*Quoted text*:
******************************
The Cowboys needed to find some answers for a quarterback, a successor to Romo, and they blew it by passing on Texas A&M's Johnny Manziel, who was right there for the taking.  

"There's only one thing I wanna say ⁠— I'd have never bought the Cowboys had I made the kinda decision that I just made right now," Jones said in a profile piece by ESPN's Don Van Natta via NFL.com. "You need to drive across the water rather than lay up. And we laid up for this one. ... We just didn't get here makin' this kind of decision." 

Make no mistake: the Cowboys laid up at the trade deadline in not pulling the trigger for Jamal Adams. It goes against the grain of what the franchise has been about since Jones bought the team in 1989.  

In 1989, the Cowboys drove across the water and traded Herschel Walker to the Minnesota Vikings for draft picks and players that could be converted in draft picks. While the rest of the NFL and their mouthpieces said the wildcatting Arkie and his buddy from college were foolish to trade a Pro Bowl running back for a handful of veterans, Jones and Jimmy Johnson saw they had just procured concrete and rebar to lay the foundation for their championship teams.
******************************
*Stored data*:

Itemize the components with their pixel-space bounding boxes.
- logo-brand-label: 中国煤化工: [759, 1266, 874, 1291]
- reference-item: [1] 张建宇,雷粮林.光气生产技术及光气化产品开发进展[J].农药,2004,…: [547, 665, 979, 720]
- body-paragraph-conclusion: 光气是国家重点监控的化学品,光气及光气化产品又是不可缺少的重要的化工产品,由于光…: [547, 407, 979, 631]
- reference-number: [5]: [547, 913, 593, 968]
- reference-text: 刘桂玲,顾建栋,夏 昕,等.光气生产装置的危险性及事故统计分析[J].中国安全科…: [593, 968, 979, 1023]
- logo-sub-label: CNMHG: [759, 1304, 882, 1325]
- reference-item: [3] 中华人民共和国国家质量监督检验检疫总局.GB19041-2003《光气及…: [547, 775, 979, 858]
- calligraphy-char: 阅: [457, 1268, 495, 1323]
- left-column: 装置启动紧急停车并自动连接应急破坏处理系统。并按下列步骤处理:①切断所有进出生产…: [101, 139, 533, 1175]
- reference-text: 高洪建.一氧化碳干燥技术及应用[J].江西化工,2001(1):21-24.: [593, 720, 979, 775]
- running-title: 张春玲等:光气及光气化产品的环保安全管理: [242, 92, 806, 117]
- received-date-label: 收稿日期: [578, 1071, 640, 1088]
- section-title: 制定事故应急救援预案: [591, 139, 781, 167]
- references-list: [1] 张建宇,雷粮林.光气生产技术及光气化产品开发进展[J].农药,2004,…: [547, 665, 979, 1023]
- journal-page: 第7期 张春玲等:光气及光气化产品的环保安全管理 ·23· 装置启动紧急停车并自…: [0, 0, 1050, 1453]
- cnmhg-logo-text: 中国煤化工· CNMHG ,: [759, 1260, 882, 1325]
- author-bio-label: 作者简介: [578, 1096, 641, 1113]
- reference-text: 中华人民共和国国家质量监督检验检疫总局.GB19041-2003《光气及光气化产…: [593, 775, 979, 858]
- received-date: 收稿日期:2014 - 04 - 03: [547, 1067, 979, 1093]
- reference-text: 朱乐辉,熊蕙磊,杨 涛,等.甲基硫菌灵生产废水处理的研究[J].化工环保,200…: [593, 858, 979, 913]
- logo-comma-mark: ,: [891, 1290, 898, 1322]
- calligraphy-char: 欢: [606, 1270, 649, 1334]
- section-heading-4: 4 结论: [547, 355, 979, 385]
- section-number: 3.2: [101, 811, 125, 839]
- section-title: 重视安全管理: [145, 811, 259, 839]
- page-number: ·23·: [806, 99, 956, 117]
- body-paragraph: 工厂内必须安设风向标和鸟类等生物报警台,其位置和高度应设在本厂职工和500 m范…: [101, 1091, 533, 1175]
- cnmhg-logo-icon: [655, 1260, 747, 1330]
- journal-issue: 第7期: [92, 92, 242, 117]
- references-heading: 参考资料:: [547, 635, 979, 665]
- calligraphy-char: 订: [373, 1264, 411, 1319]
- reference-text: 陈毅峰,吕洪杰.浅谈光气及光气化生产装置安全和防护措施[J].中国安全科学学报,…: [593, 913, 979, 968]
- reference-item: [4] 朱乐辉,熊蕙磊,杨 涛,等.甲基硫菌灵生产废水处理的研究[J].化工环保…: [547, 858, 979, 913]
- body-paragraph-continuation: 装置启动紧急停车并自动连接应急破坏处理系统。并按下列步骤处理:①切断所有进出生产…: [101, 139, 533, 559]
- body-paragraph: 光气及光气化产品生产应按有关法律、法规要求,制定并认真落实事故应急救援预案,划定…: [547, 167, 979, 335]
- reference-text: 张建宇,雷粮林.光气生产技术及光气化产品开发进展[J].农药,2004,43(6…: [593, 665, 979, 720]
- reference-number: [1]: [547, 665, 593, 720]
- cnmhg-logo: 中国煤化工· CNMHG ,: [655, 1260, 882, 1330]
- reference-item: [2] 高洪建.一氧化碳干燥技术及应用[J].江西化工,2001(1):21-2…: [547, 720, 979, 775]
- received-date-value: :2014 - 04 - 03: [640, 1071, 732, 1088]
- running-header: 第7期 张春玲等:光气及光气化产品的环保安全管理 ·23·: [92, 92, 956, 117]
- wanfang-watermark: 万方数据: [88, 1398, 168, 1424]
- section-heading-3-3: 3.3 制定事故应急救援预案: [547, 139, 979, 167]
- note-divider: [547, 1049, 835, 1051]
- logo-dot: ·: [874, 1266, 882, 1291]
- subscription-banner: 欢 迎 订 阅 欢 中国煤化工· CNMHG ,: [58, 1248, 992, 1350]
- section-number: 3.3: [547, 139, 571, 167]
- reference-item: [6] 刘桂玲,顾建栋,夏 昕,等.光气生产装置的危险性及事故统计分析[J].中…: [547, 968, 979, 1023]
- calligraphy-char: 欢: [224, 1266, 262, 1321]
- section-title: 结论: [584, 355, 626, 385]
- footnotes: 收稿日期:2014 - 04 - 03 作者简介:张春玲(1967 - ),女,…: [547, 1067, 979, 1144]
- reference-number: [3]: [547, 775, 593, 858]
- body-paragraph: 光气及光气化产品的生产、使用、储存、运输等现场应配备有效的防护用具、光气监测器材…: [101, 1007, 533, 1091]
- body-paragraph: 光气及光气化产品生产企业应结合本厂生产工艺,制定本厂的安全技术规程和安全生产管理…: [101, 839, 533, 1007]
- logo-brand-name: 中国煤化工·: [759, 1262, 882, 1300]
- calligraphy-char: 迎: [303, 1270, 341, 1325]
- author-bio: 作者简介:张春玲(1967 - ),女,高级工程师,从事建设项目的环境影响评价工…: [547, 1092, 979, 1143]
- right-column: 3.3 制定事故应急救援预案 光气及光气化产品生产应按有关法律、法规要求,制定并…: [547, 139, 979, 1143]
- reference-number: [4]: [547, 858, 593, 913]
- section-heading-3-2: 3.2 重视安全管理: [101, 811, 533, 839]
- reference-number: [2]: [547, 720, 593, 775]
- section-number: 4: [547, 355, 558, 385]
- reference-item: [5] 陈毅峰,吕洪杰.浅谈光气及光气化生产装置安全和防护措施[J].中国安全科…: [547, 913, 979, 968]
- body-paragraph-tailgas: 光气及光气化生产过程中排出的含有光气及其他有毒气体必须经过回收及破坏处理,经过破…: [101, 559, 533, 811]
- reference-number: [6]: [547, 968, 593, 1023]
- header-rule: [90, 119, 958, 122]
******************************
*Exercise directions*:
Please write out the passage on the Cowboys word for word, starting at "In 1989, the" and ending at "their championship teams.". The items are kept apart from the passage on the Cowboys.

*Answer for this exercise*:
In 1989, the Cowboys drove across the water and traded Herschel Walker to the Minnesota Vikings for draft picks and players that could be converted in draft picks. While the rest of the NFL and their mouthpieces said the wildcatting Arkie and his buddy from college were foolish to trade a Pro Bowl running back for a handful of veterans, Jones and Jimmy Johnson saw they had just procured concrete and rebar to lay the foundation for their championship teams.